====== DATA FOR THIS EXERCISE ======

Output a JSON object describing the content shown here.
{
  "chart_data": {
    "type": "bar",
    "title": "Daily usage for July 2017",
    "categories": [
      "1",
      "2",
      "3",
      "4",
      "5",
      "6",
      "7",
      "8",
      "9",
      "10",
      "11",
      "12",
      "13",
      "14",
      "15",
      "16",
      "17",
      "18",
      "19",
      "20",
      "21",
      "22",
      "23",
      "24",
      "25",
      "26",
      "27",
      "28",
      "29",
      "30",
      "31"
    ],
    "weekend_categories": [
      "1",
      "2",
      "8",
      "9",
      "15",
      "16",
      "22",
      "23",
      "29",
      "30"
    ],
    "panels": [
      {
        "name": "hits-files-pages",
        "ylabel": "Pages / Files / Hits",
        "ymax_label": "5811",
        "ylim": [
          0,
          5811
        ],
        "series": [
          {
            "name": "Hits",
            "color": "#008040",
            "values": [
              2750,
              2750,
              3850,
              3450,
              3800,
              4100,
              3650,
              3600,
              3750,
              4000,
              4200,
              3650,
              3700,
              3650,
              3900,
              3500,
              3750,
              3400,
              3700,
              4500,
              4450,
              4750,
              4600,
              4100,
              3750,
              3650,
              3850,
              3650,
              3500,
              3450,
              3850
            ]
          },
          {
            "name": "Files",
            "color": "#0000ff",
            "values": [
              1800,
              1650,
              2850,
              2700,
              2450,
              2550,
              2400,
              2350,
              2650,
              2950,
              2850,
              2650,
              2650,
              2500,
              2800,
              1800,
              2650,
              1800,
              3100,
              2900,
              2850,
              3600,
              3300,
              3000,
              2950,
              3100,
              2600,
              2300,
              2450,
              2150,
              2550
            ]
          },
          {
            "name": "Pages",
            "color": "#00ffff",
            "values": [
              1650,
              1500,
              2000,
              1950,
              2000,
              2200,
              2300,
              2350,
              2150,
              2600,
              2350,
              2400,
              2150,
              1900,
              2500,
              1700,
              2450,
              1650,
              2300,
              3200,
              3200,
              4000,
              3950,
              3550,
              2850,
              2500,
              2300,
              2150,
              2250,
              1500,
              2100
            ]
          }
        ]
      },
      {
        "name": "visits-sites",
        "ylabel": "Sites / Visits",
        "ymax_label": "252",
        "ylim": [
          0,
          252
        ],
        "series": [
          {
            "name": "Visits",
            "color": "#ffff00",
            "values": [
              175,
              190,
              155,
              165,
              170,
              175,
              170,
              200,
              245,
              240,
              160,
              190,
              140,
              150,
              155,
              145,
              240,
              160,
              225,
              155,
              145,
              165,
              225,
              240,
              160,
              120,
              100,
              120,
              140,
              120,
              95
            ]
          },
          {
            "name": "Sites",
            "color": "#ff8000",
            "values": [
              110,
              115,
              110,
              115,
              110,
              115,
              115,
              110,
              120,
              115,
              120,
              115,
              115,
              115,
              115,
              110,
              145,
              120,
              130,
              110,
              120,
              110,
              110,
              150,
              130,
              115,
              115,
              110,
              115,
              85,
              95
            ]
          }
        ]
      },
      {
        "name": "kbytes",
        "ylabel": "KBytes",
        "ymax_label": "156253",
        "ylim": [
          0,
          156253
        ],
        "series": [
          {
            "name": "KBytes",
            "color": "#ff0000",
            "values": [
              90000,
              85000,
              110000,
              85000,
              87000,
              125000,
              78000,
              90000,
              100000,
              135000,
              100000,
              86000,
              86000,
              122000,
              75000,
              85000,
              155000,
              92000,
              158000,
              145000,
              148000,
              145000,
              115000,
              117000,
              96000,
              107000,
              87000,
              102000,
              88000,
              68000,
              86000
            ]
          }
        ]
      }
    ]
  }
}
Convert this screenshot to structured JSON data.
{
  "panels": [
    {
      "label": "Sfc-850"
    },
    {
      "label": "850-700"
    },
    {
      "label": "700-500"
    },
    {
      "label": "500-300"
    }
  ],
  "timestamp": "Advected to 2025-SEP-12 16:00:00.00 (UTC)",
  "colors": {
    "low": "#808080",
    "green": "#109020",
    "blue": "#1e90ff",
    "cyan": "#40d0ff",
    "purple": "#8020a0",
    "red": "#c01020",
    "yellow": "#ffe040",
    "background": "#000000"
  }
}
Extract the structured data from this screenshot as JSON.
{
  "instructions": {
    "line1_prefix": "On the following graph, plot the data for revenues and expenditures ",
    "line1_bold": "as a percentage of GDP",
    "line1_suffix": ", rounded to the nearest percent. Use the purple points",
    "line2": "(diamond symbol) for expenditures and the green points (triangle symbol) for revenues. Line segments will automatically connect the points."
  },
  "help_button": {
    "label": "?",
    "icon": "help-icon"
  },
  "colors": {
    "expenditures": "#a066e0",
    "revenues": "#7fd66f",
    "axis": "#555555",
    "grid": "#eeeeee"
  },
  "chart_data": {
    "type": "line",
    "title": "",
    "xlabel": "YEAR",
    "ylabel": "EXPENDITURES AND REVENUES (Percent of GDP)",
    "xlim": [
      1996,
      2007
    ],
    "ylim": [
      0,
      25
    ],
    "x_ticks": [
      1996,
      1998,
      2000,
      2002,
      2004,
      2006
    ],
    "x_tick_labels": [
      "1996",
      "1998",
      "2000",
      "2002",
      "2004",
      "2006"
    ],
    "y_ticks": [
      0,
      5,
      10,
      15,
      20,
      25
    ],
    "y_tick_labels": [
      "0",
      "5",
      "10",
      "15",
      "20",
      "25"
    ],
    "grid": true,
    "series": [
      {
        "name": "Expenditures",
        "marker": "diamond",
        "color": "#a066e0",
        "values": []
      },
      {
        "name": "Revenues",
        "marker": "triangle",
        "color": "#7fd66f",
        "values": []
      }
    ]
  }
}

======

**THE EXERCISE:**
Copy each line of the data exactly, leaving nothing out.

**REPLY TO THE TASK:**
Output a JSON object describing the content shown here.
{
  "chart_data": {
    "type": "bar",
    "title": "Daily usage for July 2017",
    "categories": [
      "1",
      "2",
      "3",
      "4",
      "5",
      "6",
      "7",
      "8",
      "9",
      "10",
      "11",
      "12",
      "13",
      "14",
      "15",
      "16",
      "17",
      "18",
      "19",
      "20",
      "21",
      "22",
      "23",
      "24",
      "25",
      "26",
      "27",
      "28",
      "29",
      "30",
      "31"
    ],
    "weekend_categories": [
      "1",
      "2",
      "8",
      "9",
      "15",
      "16",
      "22",
      "23",
      "29",
      "30"
    ],
    "panels": [
      {
        "name": "hits-files-pages",
        "ylabel": "Pages / Files / Hits",
        "ymax_label": "5811",
        "ylim": [
          0,
          5811
        ],
        "series": [
          {
            "name": "Hits",
            "color": "#008040",
            "values": [
              2750,
              2750,
              3850,
              3450,
              3800,
              4100,
              3650,
              3600,
              3750,
              4000,
              4200,
              3650,
              3700,
              3650,
              3900,
              3500,
              3750,
              3400,
              3700,
              4500,
              4450,
              4750,
              4600,
              4100,
              3750,
              3650,
              3850,
              3650,
              3500,
              3450,
              3850
            ]
          },
          {
            "name": "Files",
            "color": "#0000ff",
            "values": [
              1800,
              1650,
              2850,
              2700,
              2450,
              2550,
              2400,
              2350,
              2650,
              2950,
              2850,
              2650,
              2650,
              2500,
              2800,
              1800,
              2650,
              1800,
              3100,
              2900,
              2850,
              3600,
              3300,
              3000,
              2950,
              3100,
              2600,
              2300,
              2450,
              2150,
              2550
            ]
          },
          {
            "name": "Pages",
            "color": "#00ffff",
            "values": [
              1650,
              1500,
              2000,
              1950,
              2000,
              2200,
              2300,
              2350,
              2150,
              2600,
              2350,
              2400,
              2150,
              1900,
              2500,
              1700,
              2450,
              1650,
              2300,
              3200,
              3200,
              4000,
              3950,
              3550,
              2850,
              2500,
              2300,
              2150,
              2250,
              1500,
              2100
            ]
          }
        ]
      },
      {
        "name": "visits-sites",
        "ylabel": "Sites / Visits",
        "ymax_label": "252",
        "ylim": [
          0,
          252
        ],
        "series": [
          {
            "name": "Visits",
            "color": "#ffff00",
            "values": [
              175,
              190,
              155,
              165,
              170,
              175,
              170,
              200,
              245,
              240,
              160,
              190,
              140,
              150,
              155,
              145,
              240,
              160,
              225,
              155,
              145,
              165,
              225,
              240,
              160,
              120,
              100,
              120,
              140,
              120,
              95
            ]
          },
          {
            "name": "Sites",
            "color": "#ff8000",
            "values": [
              110,
              115,
              110,
              115,
              110,
              115,
              115,
              110,
              120,
              115,
              120,
              115,
              115,
              115,
              115,
              110,
              145,
              120,
              130,
              110,
              120,
              110,
              110,
              150,
              130,
              115,
              115,
              110,
              115,
              85,
              95
            ]
          }
        ]
      },
      {
        "name": "kbytes",
        "ylabel": "KBytes",
        "ymax_label": "156253",
        "ylim": [
          0,
          156253
        ],
        "series": [
          {
            "name": "KBytes",
            "color": "#ff0000",
            "values": [
              90000,
              85000,
              110000,
              85000,
              87000,
              125000,
              78000,
              90000,
              100000,
              135000,
              100000,
              86000,
              86000,
              122000,
              75000,
              85000,
              155000,
              92000,
              158000,
              145000,
              148000,
              145000,
              115000,
              117000,
              96000,
              107000,
              87000,
              102000,
              88000,
              68000,
              86000
            ]
          }
        ]
      }
    ]
  }
}
Convert this screenshot to structured JSON data.
{
  "panels": [
    {
      "label": "Sfc-850"
    },
    {
      "label": "850-700"
    },
    {
      "label": "700-500"
    },
    {
      "label": "500-300"
    }
  ],
  "timestamp": "Advected to 2025-SEP-12 16:00:00.00 (UTC)",
  "colors": {
    "low": "#808080",
    "green": "#109020",
    "blue": "#1e90ff",
    "cyan": "#40d0ff",
    "purple": "#8020a0",
    "red": "#c01020",
    "yellow": "#ffe040",
    "background": "#000000"
  }
}
Extract the structured data from this screenshot as JSON.
{
  "instructions": {
    "line1_prefix": "On the following graph, plot the data for revenues and expenditures ",
    "line1_bold": "as a percentage of GDP",
    "line1_suffix": ", rounded to the nearest percent. Use the purple points",
    "line2": "(diamond symbol) for expenditures and the green points (triangle symbol) for revenues. Line segments will automatically connect the points."
  },
  "help_button": {
    "label": "?",
    "icon": "help-icon"
  },
  "colors": {
    "expenditures": "#a066e0",
    "revenues": "#7fd66f",
    "axis": "#555555",
    "grid": "#eeeeee"
  },
  "chart_data": {
    "type": "line",
    "title": "",
    "xlabel": "YEAR",
    "ylabel": "EXPENDITURES AND REVENUES (Percent of GDP)",
    "xlim": [
      1996,
      2007
    ],
    "ylim": [
      0,
      25
    ],
    "x_ticks": [
      1996,
      1998,
      2000,
      2002,
      2004,
      2006
    ],
    "x_tick_labels": [
      "1996",
      "1998",
      "2000",
      "2002",
      "2004",
      "2006"
    ],
    "y_ticks": [
      0,
      5,
      10,
      15,
      20,
      25
    ],
    "y_tick_labels": [
      "0",
      "5",
      "10",
      "15",
      "20",
      "25"
    ],
    "grid": true,
    "series": [
      {
        "name": "Expenditures",
        "marker": "diamond",
        "color": "#a066e0",
        "values": []
      },
      {
        "name": "Revenues",
        "marker": "triangle",
        "color": "#7fd66f",
        "values": []
      }
    ]
  }
}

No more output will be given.